Restate the data word for word and leave the images out.

Extracted data entries:
• • • •

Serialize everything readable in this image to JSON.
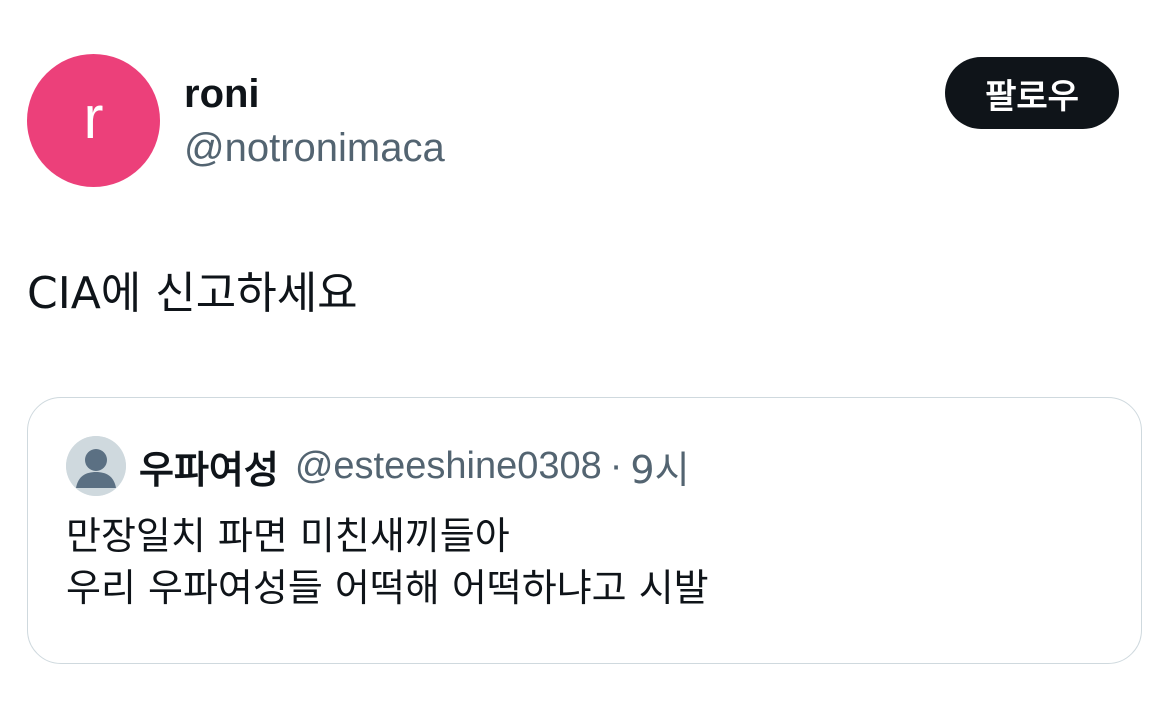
{
  "author": {
    "display_name": "roni",
    "handle": "@notronimaca",
    "avatar_letter": "r",
    "avatar_color": "#ec407a"
  },
  "follow_button": {
    "label": "팔로우"
  },
  "tweet": {
    "text": "CIA에 신고하세요"
  },
  "quoted_tweet": {
    "display_name": "우파여성",
    "handle": "@esteeshine0308",
    "separator": "·",
    "time": "9시",
    "avatar_icon": "default-user-avatar-icon",
    "lines": [
      "만장일치 파면 미친새끼들아",
      "우리 우파여성들 어떡해 어떡하냐고 시발"
    ]
  }
}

• • • •

- _Correct answer_:
Serialize everything readable in this image to JSON.
{
  "author": {
    "display_name": "roni",
    "handle": "@notronimaca",
    "avatar_letter": "r",
    "avatar_color": "#ec407a"
  },
  "follow_button": {
    "label": "팔로우"
  },
  "tweet": {
    "text": "CIA에 신고하세요"
  },
  "quoted_tweet": {
    "display_name": "우파여성",
    "handle": "@esteeshine0308",
    "separator": "·",
    "time": "9시",
    "avatar_icon": "default-user-avatar-icon",
    "lines": [
      "만장일치 파면 미친새끼들아",
      "우리 우파여성들 어떡해 어떡하냐고 시발"
    ]
  }
}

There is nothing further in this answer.